Show all lines of the listing that hold the word "more".

# Records to process:
——
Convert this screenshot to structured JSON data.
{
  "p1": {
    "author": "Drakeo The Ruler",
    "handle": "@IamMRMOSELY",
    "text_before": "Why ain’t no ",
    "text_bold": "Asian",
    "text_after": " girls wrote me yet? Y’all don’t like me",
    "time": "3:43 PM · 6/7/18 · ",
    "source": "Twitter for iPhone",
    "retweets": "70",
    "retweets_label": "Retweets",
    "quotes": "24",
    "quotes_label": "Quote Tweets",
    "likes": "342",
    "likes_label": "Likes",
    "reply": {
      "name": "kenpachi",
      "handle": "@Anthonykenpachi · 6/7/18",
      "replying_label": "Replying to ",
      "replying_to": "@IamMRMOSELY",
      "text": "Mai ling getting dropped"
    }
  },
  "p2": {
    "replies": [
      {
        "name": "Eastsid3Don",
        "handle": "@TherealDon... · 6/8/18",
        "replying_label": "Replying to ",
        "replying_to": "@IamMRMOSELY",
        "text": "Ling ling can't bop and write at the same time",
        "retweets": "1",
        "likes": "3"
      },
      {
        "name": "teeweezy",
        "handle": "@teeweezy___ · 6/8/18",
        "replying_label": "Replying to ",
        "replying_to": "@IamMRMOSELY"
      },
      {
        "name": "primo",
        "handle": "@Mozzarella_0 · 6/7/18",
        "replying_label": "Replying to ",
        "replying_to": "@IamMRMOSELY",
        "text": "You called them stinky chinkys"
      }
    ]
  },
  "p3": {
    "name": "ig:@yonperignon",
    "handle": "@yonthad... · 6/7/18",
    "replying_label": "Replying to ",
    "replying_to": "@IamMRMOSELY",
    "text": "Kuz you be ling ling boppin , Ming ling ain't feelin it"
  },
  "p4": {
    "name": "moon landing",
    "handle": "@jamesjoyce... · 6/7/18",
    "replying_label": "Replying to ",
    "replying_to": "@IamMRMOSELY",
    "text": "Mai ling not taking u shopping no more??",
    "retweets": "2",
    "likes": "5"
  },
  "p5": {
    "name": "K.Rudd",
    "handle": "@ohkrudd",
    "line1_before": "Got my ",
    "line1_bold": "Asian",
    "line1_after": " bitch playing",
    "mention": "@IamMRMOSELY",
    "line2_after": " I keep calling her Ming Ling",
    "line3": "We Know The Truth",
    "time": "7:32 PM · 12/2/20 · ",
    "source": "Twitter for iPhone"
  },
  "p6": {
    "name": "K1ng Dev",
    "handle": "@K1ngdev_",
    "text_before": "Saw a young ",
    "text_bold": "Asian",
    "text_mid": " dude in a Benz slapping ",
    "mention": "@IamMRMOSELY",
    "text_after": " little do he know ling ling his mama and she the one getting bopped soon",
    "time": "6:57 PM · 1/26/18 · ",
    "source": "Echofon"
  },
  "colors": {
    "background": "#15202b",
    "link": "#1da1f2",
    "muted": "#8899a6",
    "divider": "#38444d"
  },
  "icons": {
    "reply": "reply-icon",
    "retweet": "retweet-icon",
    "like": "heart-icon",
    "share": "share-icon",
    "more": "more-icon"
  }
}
——
# Exercise response:
    "text": "Mai ling not taking u shopping no more??",
    "more": "more-icon"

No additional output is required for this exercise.